• **Stored data**
"""

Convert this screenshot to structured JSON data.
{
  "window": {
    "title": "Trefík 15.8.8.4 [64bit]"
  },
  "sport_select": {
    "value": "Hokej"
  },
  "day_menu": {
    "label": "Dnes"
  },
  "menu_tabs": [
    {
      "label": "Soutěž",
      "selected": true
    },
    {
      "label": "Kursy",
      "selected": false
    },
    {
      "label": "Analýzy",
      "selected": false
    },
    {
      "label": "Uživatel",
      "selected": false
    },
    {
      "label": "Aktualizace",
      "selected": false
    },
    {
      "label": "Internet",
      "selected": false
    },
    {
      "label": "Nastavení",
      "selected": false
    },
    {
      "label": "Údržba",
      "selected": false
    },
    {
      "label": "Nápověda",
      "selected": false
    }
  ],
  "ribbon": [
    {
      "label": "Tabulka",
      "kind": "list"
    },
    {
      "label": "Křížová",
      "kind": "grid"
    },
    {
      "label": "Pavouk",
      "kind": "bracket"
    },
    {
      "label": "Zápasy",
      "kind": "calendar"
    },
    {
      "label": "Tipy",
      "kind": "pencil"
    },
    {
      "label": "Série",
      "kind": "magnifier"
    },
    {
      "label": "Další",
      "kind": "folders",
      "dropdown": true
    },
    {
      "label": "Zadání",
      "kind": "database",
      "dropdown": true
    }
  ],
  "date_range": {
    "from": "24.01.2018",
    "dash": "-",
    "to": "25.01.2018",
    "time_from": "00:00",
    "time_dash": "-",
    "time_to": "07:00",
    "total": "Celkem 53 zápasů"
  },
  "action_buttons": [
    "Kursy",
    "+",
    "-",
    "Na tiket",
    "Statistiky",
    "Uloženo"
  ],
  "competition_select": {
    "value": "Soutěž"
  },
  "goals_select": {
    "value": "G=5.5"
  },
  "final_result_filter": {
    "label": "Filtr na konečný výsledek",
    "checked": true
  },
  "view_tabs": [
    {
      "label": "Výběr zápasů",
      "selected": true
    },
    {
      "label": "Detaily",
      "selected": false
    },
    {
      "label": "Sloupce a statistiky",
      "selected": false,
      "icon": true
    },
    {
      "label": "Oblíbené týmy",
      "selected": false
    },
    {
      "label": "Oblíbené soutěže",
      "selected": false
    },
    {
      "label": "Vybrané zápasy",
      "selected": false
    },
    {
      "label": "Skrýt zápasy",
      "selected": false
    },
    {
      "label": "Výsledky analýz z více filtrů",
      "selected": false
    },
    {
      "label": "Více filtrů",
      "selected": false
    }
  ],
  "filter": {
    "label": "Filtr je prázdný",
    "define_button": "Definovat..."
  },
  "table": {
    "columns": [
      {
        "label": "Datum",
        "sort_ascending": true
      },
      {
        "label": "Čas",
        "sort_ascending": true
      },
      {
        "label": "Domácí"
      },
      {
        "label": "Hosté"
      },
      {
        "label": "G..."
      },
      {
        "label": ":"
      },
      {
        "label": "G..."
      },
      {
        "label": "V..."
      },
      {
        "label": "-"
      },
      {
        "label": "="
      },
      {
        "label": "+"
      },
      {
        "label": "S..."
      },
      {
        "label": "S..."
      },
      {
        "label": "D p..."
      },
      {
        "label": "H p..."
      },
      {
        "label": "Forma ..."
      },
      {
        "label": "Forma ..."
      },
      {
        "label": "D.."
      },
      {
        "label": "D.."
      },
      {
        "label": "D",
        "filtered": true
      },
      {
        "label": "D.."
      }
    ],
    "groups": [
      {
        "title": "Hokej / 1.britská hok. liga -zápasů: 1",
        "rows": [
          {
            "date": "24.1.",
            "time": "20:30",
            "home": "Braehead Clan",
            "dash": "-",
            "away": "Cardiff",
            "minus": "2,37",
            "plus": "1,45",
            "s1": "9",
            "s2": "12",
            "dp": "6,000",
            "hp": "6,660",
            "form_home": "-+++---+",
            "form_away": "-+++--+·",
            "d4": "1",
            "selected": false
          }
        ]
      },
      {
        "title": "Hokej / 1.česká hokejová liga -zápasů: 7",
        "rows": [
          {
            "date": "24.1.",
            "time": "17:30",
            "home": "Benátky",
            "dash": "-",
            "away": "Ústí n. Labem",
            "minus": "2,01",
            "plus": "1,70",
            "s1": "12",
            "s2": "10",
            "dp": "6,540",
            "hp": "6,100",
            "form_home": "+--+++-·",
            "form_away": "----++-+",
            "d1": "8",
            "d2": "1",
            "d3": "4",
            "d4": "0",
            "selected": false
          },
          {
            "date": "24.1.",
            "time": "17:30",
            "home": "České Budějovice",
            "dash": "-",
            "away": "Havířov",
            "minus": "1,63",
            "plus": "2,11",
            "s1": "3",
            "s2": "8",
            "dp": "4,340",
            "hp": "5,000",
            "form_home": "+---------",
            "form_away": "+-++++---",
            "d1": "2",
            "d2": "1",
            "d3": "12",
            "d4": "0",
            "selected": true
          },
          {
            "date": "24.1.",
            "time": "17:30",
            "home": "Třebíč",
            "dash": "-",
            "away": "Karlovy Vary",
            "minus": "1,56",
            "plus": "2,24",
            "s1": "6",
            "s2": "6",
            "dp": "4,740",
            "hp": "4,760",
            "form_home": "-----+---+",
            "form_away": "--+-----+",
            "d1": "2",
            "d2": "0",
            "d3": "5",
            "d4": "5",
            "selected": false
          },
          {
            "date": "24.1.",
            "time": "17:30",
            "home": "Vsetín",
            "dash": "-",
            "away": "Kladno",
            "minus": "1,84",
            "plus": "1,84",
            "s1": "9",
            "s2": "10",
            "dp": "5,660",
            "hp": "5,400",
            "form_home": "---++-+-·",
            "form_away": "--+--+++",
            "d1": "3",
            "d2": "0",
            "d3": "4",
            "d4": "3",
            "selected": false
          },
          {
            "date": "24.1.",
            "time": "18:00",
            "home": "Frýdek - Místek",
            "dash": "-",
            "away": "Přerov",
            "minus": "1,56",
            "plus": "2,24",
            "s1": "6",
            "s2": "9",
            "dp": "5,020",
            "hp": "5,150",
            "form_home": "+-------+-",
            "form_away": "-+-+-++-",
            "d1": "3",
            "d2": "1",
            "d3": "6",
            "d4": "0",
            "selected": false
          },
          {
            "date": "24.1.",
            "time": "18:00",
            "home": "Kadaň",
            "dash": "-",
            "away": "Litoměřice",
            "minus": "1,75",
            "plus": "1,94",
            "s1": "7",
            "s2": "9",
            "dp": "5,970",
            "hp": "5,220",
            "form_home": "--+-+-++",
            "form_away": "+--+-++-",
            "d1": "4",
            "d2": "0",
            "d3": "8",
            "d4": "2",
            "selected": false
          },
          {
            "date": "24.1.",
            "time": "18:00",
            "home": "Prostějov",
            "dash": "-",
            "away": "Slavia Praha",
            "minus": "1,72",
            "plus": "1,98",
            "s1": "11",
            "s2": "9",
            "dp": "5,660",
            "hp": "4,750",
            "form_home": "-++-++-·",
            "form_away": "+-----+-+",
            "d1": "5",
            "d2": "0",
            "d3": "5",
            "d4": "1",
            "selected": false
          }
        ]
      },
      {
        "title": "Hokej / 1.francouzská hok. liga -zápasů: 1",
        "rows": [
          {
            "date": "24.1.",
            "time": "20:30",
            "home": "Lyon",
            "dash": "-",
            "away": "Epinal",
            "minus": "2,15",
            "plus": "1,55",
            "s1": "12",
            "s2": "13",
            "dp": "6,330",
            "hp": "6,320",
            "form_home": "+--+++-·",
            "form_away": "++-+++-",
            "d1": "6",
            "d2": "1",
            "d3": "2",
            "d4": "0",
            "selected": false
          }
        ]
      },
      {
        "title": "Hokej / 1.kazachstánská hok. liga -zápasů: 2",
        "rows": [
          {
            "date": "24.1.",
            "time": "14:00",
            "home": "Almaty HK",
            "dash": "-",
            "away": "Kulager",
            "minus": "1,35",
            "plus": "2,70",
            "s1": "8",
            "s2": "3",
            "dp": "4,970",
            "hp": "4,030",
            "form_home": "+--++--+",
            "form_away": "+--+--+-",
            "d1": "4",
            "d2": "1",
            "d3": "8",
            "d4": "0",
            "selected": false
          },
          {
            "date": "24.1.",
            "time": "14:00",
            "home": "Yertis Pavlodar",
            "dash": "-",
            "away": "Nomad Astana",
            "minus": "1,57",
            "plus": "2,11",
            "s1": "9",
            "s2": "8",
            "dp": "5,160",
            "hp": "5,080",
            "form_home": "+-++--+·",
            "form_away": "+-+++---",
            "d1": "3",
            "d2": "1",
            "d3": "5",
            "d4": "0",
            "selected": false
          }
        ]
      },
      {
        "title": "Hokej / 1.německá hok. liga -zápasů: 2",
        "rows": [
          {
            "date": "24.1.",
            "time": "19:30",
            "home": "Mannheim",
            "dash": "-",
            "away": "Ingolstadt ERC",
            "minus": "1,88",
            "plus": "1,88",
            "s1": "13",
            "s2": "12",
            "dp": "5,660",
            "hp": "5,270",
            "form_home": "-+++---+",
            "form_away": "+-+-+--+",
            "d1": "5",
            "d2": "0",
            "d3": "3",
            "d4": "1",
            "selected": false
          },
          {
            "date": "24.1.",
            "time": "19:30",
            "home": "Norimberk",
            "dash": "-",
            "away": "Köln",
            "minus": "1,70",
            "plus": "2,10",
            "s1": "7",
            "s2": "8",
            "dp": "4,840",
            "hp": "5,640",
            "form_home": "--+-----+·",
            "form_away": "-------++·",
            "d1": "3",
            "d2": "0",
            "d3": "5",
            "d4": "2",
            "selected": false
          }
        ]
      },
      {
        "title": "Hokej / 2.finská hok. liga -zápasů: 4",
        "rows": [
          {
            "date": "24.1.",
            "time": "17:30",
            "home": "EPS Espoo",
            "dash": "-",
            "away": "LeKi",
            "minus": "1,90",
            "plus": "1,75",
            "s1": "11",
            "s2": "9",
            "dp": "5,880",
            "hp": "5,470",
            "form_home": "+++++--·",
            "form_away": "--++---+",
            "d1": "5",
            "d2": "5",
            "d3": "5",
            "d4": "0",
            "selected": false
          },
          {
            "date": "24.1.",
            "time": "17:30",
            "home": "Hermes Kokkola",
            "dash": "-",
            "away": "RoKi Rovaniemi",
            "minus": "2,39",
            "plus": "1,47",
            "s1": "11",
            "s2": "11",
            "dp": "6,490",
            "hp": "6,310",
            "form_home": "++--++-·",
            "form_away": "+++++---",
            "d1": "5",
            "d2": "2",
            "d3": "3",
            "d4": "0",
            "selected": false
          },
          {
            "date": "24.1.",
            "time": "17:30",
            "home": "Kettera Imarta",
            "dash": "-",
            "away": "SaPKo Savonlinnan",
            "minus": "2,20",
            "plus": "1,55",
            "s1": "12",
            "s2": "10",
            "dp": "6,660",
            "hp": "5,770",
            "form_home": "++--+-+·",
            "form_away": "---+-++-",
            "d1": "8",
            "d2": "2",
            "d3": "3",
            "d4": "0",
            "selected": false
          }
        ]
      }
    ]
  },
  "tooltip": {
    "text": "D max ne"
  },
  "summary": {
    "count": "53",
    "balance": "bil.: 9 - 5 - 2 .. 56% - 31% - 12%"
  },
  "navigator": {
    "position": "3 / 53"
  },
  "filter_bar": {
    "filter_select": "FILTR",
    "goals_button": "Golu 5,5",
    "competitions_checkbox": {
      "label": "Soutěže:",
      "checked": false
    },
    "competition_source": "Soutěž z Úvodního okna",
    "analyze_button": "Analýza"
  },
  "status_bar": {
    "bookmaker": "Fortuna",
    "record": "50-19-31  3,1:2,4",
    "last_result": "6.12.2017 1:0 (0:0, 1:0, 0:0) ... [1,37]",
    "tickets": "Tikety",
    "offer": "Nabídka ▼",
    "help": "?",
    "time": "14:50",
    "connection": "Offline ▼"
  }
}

"""

• **Exercise prompt**
Go through the records above, find every line with the word "Oblíbené", and list those lines.

• **Written reply**
      "label": "Oblíbené týmy",
      "label": "Oblíbené soutěže",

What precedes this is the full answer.